[Recorded data]
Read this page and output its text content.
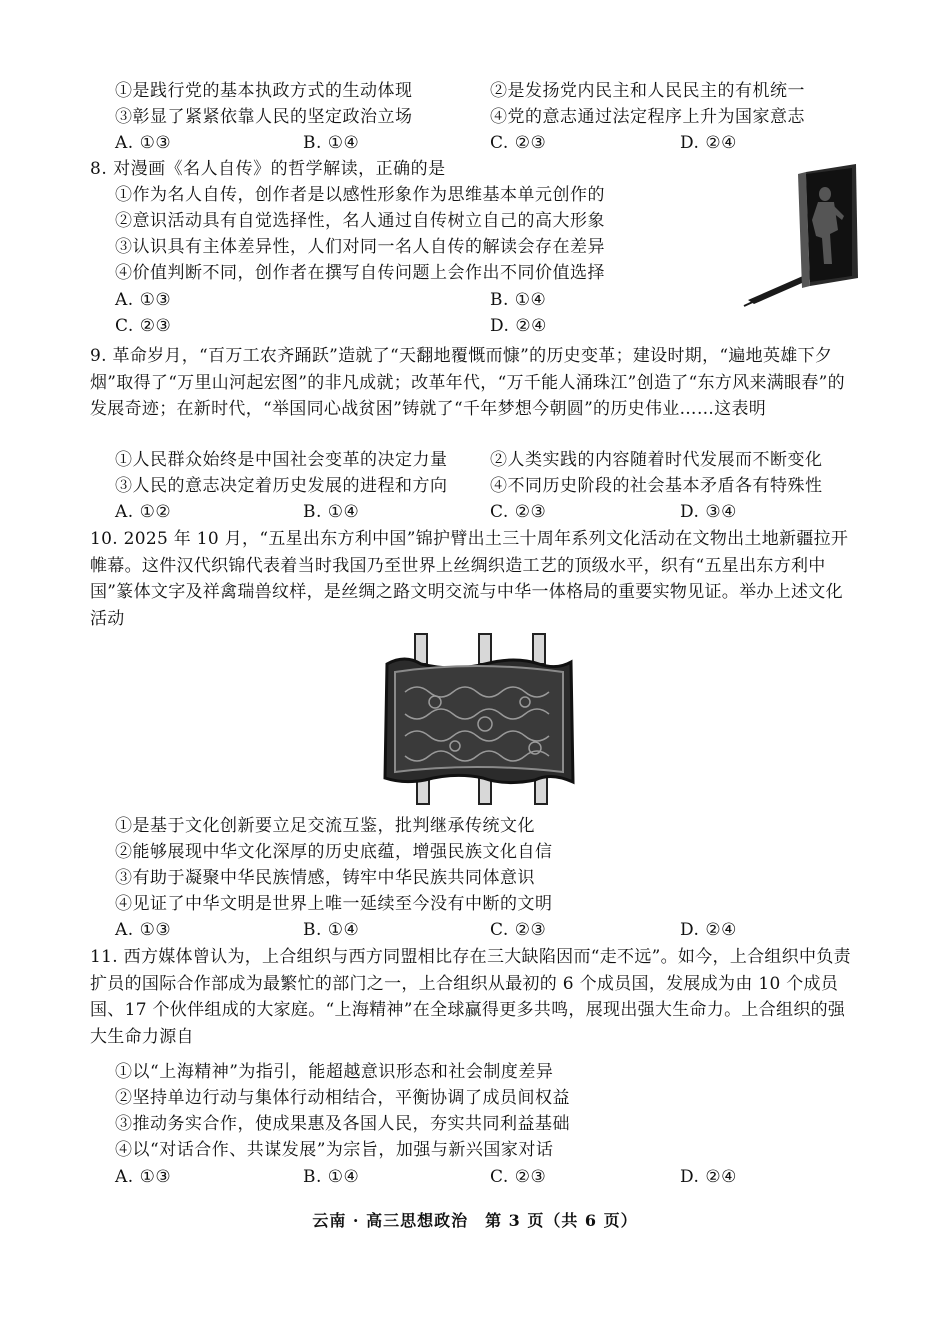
①是践行党的基本执政方式的生动体现	②是发扬党内民主和人民民主的有机统一
③彰显了紧紧依靠人民的坚定政治立场	④党的意志通过法定程序上升为国家意志
A. ①③	B. ①④	C. ②③	D. ②④
8. 对漫画《名人自传》的哲学解读，正确的是
①作为名人自传，创作者是以感性形象作为思维基本单元创作的
②意识活动具有自觉选择性，名人通过自传树立自己的高大形象
③认识具有主体差异性，人们对同一名人自传的解读会存在差异
④价值判断不同，创作者在撰写自传问题上会作出不同价值选择
A. ①③	B. ①④
C. ②③	D. ②④
9. 革命岁月，“百万工农齐踊跃”造就了“天翻地覆慨而慷”的历史变革；建设时期，“遍地英雄下夕烟”取得了“万里山河起宏图”的非凡成就；改革年代，“万千能人涌珠江”创造了“东方风来满眼春”的发展奇迹；在新时代，“举国同心战贫困”铸就了“千年梦想今朝圆”的历史伟业……这表明
①人民群众始终是中国社会变革的决定力量	②人类实践的内容随着时代发展而不断变化
③人民的意志决定着历史发展的进程和方向	④不同历史阶段的社会基本矛盾各有特殊性
A. ①②	B. ①④	C. ②③	D. ③④
10. 2025 年 10 月，“五星出东方利中国”锦护臂出土三十周年系列文化活动在文物出土地新疆拉开帷幕。这件汉代织锦代表着当时我国乃至世界上丝绸织造工艺的顶级水平，织有“五星出东方利中国”篆体文字及祥禽瑞兽纹样，是丝绸之路文明交流与中华一体格局的重要实物见证。举办上述文化活动
①是基于文化创新要立足交流互鉴，批判继承传统文化
②能够展现中华文化深厚的历史底蕴，增强民族文化自信
③有助于凝聚中华民族情感，铸牢中华民族共同体意识
④见证了中华文明是世界上唯一延续至今没有中断的文明
A. ①③	B. ①④	C. ②③	D. ②④
11. 西方媒体曾认为，上合组织与西方同盟相比存在三大缺陷因而“走不远”。如今，上合组织中负责扩员的国际合作部成为最繁忙的部门之一，上合组织从最初的 6 个成员国，发展成为由 10 个成员国、17 个伙伴组成的大家庭。“上海精神”在全球赢得更多共鸣，展现出强大生命力。上合组织的强大生命力源自
①以“上海精神”为指引，能超越意识形态和社会制度差异
②坚持单边行动与集体行动相结合，平衡协调了成员间权益
③推动务实合作，使成果惠及各国人民，夯实共同利益基础
④以“对话合作、共谋发展”为宗旨，加强与新兴国家对话
A. ①③	B. ①④	C. ②③	D. ②④
云南 · 高三思想政治　第 3 页（共 6 页）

# REQUIREMENT
Search the data above for the word "上海精神", then gather each line in which it appears.

# ANSWER
11. 西方媒体曾认为，上合组织与西方同盟相比存在三大缺陷因而“走不远”。如今，上合组织中负责扩员的国际合作部成为最繁忙的部门之一，上合组织从最初的 6 个成员国，发展成为由 10 个成员国、17 个伙伴组成的大家庭。“上海精神”在全球赢得更多共鸣，展现出强大生命力。上合组织的强大生命力源自
①以“上海精神”为指引，能超越意识形态和社会制度差异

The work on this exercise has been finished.